Saúde mental no trabalho passa de pauta de RH a exigência de gestão e conformidade legal
Adoecimento mental lidera afastamentos e nova norma exige que empresas realizem a gestão de riscos psicossociais.
Por Redação Diário Local
A saúde mental no ambiente de trabalho deixou de ser uma pauta restrita aos setores de Recursos Humanos para se tornar uma prioridade de gestão e uma obrigação legal para as empresas. A mudança ocorre devido à necessidade de conformidade com normas regulamentadoras e ao impacto direto do adoecimento mental nos custos corporativos.
O crescimento do adoecimento mental tem sido um dos principais motivos de afastamentos profissionais no país. Esse cenário exige que as organizações tratem o tema como parte essencial da gestão de riscos, indo além de ações isoladas de benefícios.

EXERCÍCIO -
Responda com base no texto sobre saúde mental no trabalho:
(a) Segundo o subtítulo, o que a nova norma exige que as empresas realizem?
(b) Quais são os dois motivos da mudança apontados no primeiro parágrafo?
(c) De acordo com o último parágrafo, além de que tipo de ação as organizações devem ir?

MATERIAL DE ESTUDO -
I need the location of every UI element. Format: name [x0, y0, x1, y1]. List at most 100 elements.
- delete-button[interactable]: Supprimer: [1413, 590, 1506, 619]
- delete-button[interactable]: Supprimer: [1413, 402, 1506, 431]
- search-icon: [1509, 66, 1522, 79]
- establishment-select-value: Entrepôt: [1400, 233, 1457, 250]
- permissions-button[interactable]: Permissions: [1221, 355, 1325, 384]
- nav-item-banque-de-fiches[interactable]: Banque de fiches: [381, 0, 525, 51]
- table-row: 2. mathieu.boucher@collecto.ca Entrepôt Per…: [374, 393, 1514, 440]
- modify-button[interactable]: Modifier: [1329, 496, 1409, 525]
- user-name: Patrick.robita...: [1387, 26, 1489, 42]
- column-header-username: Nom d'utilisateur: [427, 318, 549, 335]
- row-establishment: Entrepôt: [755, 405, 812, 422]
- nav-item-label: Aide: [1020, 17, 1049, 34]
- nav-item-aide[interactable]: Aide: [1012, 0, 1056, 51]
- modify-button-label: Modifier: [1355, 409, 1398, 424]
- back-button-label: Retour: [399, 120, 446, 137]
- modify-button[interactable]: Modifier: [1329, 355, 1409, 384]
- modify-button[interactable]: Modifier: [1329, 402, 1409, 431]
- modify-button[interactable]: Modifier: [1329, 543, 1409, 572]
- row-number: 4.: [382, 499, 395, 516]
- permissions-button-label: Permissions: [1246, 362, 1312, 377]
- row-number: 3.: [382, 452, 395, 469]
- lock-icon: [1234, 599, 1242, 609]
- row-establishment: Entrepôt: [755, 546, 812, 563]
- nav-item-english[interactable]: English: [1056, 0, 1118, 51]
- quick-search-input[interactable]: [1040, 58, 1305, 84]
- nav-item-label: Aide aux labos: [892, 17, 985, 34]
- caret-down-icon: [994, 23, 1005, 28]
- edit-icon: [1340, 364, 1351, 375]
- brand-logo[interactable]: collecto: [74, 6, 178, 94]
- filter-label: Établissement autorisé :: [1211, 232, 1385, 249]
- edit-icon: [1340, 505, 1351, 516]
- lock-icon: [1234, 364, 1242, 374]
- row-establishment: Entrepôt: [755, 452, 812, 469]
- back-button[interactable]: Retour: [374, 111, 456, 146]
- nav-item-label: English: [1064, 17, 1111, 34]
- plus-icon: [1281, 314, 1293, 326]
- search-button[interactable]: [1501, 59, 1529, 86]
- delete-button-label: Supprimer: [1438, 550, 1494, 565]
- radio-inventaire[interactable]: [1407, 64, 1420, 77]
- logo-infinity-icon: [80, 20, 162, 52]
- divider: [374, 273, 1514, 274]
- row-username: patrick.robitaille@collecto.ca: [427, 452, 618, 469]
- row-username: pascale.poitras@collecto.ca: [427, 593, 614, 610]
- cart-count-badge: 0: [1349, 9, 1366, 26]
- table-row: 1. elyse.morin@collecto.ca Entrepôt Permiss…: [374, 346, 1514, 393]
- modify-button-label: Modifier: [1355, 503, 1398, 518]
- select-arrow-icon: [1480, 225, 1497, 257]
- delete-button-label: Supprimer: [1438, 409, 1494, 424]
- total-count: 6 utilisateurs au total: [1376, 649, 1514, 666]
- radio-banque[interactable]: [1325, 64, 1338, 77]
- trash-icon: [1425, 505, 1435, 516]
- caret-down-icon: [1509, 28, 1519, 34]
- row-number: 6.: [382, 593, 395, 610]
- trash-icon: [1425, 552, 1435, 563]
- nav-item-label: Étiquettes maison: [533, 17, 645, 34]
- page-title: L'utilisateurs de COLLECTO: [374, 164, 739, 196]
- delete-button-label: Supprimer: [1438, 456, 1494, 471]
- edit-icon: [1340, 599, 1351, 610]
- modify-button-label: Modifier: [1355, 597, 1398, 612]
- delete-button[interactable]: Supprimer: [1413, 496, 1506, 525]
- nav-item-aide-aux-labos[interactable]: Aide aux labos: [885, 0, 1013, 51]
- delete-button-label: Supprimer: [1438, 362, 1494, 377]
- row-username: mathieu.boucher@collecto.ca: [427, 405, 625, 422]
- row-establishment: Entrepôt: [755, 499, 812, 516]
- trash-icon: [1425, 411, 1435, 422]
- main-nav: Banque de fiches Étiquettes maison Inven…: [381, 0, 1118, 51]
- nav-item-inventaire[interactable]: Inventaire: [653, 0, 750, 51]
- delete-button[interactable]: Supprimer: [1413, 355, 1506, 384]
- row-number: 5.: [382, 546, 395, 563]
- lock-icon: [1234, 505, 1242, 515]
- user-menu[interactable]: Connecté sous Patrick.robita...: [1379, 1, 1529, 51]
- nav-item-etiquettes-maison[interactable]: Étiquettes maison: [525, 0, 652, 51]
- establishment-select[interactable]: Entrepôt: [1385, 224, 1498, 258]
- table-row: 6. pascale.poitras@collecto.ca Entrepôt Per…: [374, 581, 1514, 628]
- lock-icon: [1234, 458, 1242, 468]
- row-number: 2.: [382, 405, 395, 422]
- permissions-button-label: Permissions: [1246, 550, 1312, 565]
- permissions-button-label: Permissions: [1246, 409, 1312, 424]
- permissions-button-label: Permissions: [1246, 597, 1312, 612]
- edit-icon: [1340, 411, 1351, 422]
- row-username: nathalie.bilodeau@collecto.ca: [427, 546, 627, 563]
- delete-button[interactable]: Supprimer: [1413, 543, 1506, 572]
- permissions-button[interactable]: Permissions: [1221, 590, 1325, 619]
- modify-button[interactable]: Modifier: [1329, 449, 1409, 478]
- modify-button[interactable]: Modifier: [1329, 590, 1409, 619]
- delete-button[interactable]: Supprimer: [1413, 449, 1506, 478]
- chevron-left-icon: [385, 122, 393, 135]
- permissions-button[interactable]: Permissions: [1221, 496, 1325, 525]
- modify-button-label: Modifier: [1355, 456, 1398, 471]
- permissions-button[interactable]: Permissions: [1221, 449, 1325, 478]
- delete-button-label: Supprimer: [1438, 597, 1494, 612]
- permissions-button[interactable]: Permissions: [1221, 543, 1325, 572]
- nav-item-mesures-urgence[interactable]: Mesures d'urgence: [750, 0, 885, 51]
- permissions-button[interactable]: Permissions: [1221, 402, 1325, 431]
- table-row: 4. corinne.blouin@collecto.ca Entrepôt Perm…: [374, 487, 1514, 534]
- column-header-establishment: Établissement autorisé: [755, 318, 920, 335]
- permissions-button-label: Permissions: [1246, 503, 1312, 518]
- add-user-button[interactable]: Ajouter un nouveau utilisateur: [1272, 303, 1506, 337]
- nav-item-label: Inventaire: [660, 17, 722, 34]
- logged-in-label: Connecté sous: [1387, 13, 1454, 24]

RESPOSTA -
(a) A nova norma exige que as empresas realizem a gestão de riscos psicossociais.
(b) Os motivos são a necessidade de conformidade com normas regulamentadoras e o impacto direto do adoecimento mental nos custos corporativos.
(c) As organizações devem ir além de ações isoladas de benefícios.